**Written instruction:** Resume the SPSS syntax chapter below, picking up right after its final sentence.

**Text block:**
5  SPSS

This chapter will first go over some different data conventions, types, and formats before discussing how to read in and write data files. Syntax will be shown within the chapter as well as be available for download on Canvas. I strongly suggest creating your own syntax file and following along with the examples given, as that is excellent practice.

5.1 Argument for Syntax

While SPSS offers both pull-down menus and syntax as a way to interface with the program, we will only be using syntax. This is twofold: first, syntax often offers more options than are available through pull-down menus and second, because this allows you to save a record of your data manipulations, transformations, and procedures. This second reason is perhaps the more important one. You will have a record of what data file you read in, and in what format, what you did to it (did you add a column?), what analyses you performed and how, and if any data sets were saved out after your work. Since syntax files can be saved and shared, this will allow you or others to repeat your analyses very easily rather than having to know all the buttons you clicked, which options were selected, and in which order things were performed.

Think back to Excel - there is no record of what you did, only the end result. Additionally, in Excel you are working on the original data file. If you make a mistake and don’t immediately realize it - the entire file is corrupted. When using syntax, if you make a mistake, you can just re-read in the original data file and re-run the syntax before your mistake. This was my personal ‘lightbulb’ moment - I was far less afraid of making mistakes once I realized how easy it was to just bring in the original file again. I wasn’t going to ‘ruin’ it, because the syntax wasn’t changing the original, just what was in the SPSS memory.

5.1.1 How do I get to SPSS Syntax?

When you open SPSS, the syntax window does not automatically open. You will need to go to File -> New -> Syntax. Before you do anything else, save this file! Name it something that makes sense, and save it in a location that you will be able to find again. Also of note, your syntax file, data file(s), and output all save as separate files. Simply saving your syntax file will not save the other files automatically. Closing the last data window will exit SPSS completely - it will generally warn you as such.

(Dataset entries)
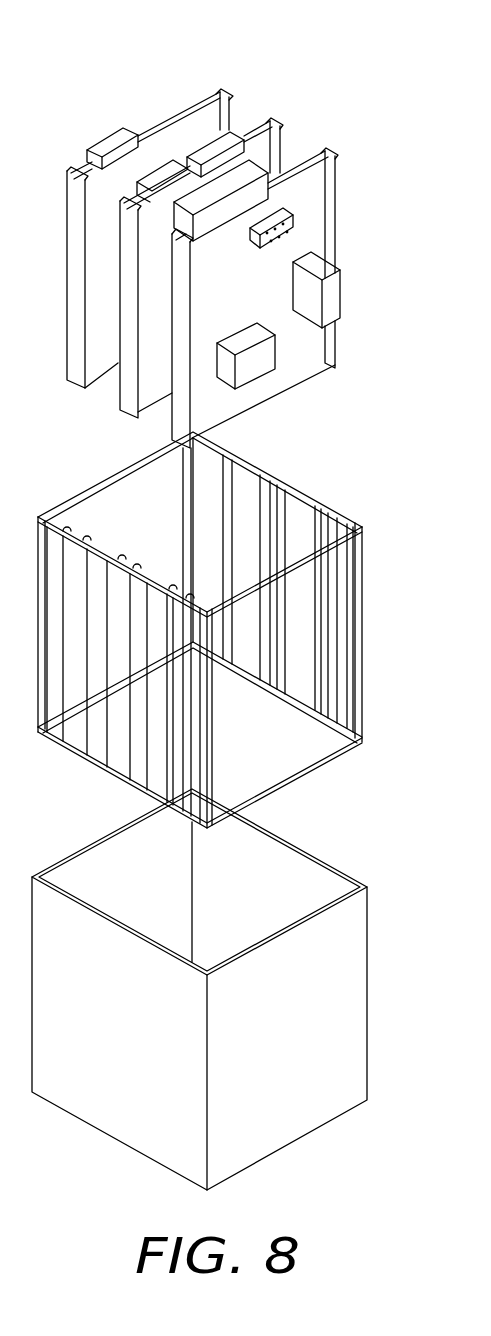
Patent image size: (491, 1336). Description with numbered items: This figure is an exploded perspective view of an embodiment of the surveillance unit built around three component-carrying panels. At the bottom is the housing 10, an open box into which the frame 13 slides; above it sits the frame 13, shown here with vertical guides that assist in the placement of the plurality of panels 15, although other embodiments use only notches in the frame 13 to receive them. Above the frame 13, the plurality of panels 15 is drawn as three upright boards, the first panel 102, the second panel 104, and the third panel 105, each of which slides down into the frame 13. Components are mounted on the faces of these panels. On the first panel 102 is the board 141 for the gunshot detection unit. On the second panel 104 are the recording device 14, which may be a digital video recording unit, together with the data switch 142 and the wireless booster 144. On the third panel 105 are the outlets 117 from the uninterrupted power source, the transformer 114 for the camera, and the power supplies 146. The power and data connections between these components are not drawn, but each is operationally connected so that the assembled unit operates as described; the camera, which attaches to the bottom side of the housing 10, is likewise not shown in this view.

The housing 10 is at (300, 1095).
The frame 13 is at (212, 733).
The recording device 14 is at (223, 187).
The plurality of panels 15 is at (340, 77).
The first panel 102 is at (176, 112).
The second panel 104 is at (245, 130).
The third panel 105 is at (297, 162).
The transformer 114 is at (333, 290).
The outlets 117 is at (297, 223).
The board 141 is at (123, 136).
The data switch 142 is at (200, 147).
The wireless booster 144 is at (153, 177).
The power supplies 146 is at (250, 365).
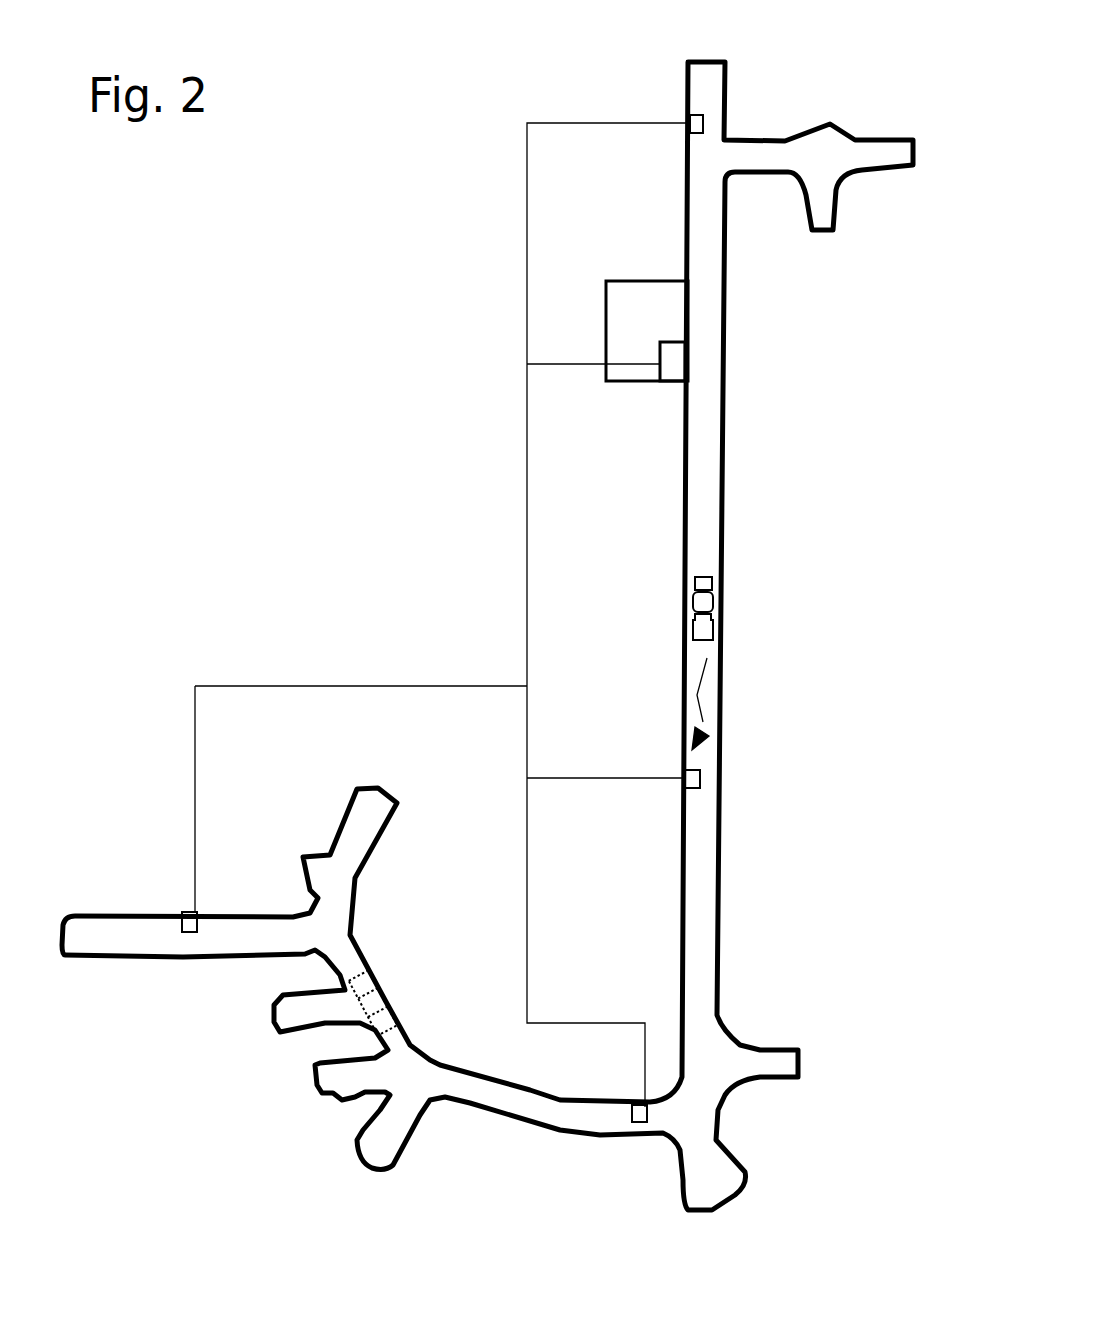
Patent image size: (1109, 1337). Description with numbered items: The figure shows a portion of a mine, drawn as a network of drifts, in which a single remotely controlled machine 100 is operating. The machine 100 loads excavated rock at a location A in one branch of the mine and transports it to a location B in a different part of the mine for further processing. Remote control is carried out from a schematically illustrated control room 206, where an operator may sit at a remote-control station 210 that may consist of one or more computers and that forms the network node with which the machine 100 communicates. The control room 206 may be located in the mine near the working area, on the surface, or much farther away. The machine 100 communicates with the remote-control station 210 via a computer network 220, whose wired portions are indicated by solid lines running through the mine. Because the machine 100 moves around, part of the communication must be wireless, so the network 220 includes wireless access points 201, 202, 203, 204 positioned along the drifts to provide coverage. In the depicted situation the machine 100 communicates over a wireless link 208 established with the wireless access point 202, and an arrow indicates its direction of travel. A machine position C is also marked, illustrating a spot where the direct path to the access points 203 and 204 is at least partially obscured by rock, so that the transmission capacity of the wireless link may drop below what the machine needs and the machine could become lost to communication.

The machine 100 is at (712, 580).
The wireless access point 201 is at (690, 113).
The wireless access point 202 is at (685, 772).
The wireless access point 203 is at (640, 1120).
The wireless access point 204 is at (180, 912).
The control room 206 is at (627, 329).
The wireless link 208 is at (700, 692).
The remote-control station 210 is at (672, 355).
The computer network 220 is at (527, 493).
The location A is at (145, 930).
The location B is at (845, 158).
The machine position C is at (383, 978).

**The answer:**
Video: Getting to the SPSS syntax window

5.2 SPSS Syntax Rules

A general rule in SPSS: variable names sould be kept short, but not so short that you don’t know what they are. SPSS does not allow more than 40 characters (this includes underlines) in a variable name, nor does it allow variable names to begin with a number or symbol. It also does not allow spaces to appear in varable names: question_1 is okay, question 1 is not.

Syntax rules:

  • All file paths must be in quotes; you may use single (’’) or double (““) quotes, but be consistent.
  • All lines must end in a period (.) unless you have subcommands (more on that later)
  • Subcommands are indicated by an indent and /
  • The last subcommand should end in a period
  • If a variable is a string variable (i.e. contains words/letters), it must be designated by putting (A) after the variable location. NOTE: Both the () and the A are needed.
  • Comments are indicated by starting the line with a * and ending with a period.
  • SPSS will ‘help’ by autocompleting syntax as you type. This can be helpful, or annoying. If you don’t want this assistance, go to Tools -> deselect Auto Complete.

5.3 Comments

Comments in SPSS are preceded by a * and end in a .. In the syntax window, comments appear as grey text - that’s how you know if you did it right or not! In a syntax file, comments are written in regular English and are used to guide you and others through your syntax. Think of them as detailed notes to yourself so you can come back later and easily know what you did. They are also useful if you are working in a collaborative group - you may have written the syntax but you are likely not going to be the only user of the syntax. If you have multiple sentences, remember that SPSS will interpret the first period it encounters as the end of the comment.

The syntax files provided will likely be a bit more heavily commented than you might ‘normally’ do, since I am also leaving educational notes for you to follow.

As an example:

*This is an SPSS comment.

For longer comments:

*This is an SPSS comment. *This is more information being provided in a comment. *And one last bit of information.

Note the multiple periods and asterisks in the longer comment series.

Video: Syntax basics

5.4 Gathering Data

If you are going to be analyzing data, you should also be involved as much as you can when the data are gathered. This can help alleviate future headaches that could have been prevented with your input. Some things to keep in mind:

  • Use identification numbers, and keep them simple! There is nothing wrong with starting to number participants at 1 and continuing on for as long as you need.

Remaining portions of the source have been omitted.